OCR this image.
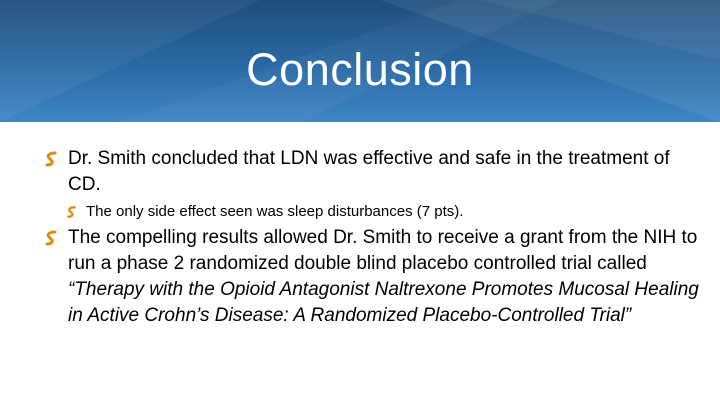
Conclusion
Dr. Smith concluded that LDN was effective and safe in the treatment of CD.
The only side effect seen was sleep disturbances (7 pts).
The compelling results allowed Dr. Smith to receive a grant from the NIH to run a phase 2 randomized double blind placebo controlled trial called “Therapy with the Opioid Antagonist Naltrexone Promotes Mucosal Healing in Active Crohn’s Disease: A Randomized Placebo-Controlled Trial”
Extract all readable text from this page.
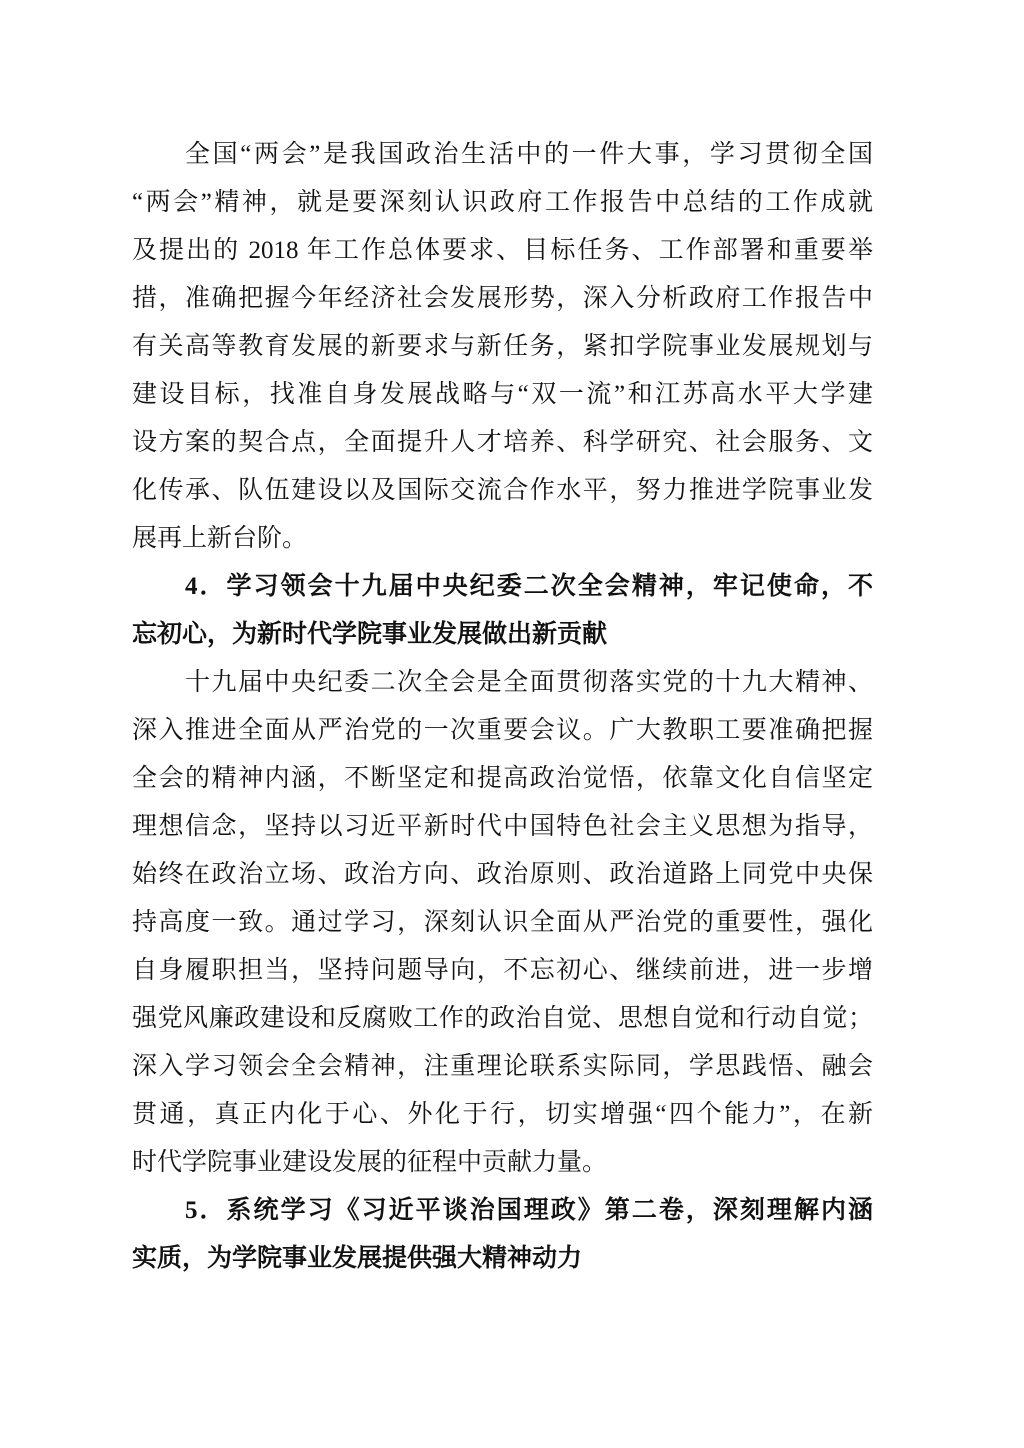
全国“两会”是我国政治生活中的一件大事，学习贯彻全国
“两会”精神，就是要深刻认识政府工作报告中总结的工作成就
及提出的 2018 年工作总体要求、目标任务、工作部署和重要举
措，准确把握今年经济社会发展形势，深入分析政府工作报告中
有关高等教育发展的新要求与新任务，紧扣学院事业发展规划与
建设目标，找准自身发展战略与“双一流”和江苏高水平大学建
设方案的契合点，全面提升人才培养、科学研究、社会服务、文
化传承、队伍建设以及国际交流合作水平，努力推进学院事业发
展再上新台阶。
4．学习领会十九届中央纪委二次全会精神，牢记使命，不
忘初心，为新时代学院事业发展做出新贡献
十九届中央纪委二次全会是全面贯彻落实党的十九大精神、
深入推进全面从严治党的一次重要会议。广大教职工要准确把握
全会的精神内涵，不断坚定和提高政治觉悟，依靠文化自信坚定
理想信念，坚持以习近平新时代中国特色社会主义思想为指导，
始终在政治立场、政治方向、政治原则、政治道路上同党中央保
持高度一致。通过学习，深刻认识全面从严治党的重要性，强化
自身履职担当，坚持问题导向，不忘初心、继续前进，进一步增
强党风廉政建设和反腐败工作的政治自觉、思想自觉和行动自觉；
深入学习领会全会精神，注重理论联系实际同，学思践悟、融会
贯通，真正内化于心、外化于行，切实增强“四个能力”，在新
时代学院事业建设发展的征程中贡献力量。
5．系统学习《习近平谈治国理政》第二卷，深刻理解内涵
实质，为学院事业发展提供强大精神动力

++++++

▶ Problem statement: Give the count of lines in the data above that hold the string "from", with no additional words.

▶ Reply: 2